### Short problem
For the material that follows, list every line containing the word "xlabel".

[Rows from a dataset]
:::::
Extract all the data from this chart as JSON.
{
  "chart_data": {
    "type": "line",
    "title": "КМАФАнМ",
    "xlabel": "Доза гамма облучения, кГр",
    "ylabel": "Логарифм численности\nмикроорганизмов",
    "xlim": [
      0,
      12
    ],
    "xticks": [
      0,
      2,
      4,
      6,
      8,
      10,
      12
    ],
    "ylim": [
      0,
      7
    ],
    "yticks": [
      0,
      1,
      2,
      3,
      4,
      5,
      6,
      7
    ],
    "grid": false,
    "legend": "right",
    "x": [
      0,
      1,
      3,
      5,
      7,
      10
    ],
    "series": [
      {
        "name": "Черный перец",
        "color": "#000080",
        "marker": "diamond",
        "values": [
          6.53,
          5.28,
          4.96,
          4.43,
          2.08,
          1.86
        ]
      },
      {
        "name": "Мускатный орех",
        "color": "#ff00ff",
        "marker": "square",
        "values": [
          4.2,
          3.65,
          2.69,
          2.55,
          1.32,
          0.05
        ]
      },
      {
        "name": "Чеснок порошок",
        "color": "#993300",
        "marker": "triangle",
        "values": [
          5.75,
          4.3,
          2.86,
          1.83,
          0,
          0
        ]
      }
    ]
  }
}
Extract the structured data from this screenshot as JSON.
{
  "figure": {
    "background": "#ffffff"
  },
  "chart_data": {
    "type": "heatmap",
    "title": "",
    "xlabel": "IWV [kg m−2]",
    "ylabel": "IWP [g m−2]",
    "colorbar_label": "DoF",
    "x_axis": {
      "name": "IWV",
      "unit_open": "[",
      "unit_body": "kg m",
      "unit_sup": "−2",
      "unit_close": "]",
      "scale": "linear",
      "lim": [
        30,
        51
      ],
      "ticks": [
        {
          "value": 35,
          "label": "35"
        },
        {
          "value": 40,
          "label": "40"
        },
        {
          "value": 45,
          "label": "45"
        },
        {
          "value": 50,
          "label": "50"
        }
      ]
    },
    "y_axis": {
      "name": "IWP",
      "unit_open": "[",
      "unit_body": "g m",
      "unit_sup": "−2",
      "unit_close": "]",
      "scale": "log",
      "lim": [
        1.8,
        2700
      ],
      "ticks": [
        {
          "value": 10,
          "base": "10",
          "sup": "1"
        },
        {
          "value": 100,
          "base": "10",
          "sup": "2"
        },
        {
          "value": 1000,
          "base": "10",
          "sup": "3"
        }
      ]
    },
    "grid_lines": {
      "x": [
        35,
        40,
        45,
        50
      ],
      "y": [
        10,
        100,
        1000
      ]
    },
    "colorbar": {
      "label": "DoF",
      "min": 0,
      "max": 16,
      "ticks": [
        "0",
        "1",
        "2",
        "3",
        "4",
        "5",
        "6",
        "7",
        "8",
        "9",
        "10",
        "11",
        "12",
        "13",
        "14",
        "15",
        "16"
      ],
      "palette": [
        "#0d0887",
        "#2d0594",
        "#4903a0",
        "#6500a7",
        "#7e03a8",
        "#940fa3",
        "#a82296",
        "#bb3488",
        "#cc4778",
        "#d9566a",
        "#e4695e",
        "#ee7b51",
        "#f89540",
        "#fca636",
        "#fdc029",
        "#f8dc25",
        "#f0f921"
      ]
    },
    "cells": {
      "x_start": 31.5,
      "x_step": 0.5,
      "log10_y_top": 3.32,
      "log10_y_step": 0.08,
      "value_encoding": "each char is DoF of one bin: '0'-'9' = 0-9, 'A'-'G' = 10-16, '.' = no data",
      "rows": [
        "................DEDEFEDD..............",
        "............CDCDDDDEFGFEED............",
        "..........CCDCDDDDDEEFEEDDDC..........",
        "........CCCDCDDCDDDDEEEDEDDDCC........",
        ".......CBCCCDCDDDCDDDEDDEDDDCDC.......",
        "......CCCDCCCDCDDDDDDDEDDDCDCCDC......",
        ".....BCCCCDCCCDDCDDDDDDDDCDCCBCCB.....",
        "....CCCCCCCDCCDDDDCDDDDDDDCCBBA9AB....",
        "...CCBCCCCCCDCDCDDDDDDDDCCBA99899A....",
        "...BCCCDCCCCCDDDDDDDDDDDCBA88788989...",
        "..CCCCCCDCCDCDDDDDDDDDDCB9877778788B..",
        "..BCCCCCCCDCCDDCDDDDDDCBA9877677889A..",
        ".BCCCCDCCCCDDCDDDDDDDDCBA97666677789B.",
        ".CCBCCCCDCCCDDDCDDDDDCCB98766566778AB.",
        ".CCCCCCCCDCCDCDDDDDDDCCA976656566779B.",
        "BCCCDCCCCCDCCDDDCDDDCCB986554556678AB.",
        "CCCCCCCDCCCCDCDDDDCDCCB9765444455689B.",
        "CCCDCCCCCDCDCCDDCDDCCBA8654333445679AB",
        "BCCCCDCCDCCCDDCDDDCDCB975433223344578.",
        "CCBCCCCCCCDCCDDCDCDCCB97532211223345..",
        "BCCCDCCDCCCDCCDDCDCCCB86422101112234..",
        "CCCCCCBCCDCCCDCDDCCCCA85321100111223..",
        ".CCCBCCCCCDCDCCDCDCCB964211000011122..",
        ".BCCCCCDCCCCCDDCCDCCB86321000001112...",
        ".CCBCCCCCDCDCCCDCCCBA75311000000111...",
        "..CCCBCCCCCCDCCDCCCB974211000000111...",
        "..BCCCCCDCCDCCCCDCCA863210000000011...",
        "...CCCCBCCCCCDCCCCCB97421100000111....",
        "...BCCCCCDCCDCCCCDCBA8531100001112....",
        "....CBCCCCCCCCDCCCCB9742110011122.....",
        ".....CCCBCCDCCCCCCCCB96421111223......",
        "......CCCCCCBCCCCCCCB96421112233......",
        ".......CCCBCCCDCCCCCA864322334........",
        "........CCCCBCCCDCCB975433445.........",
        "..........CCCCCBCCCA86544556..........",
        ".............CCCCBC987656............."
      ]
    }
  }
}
:::::
### Response to the task
    "xlabel": "Доза гамма облучения, кГр",
    "xlabel": "IWV [kg m−2]",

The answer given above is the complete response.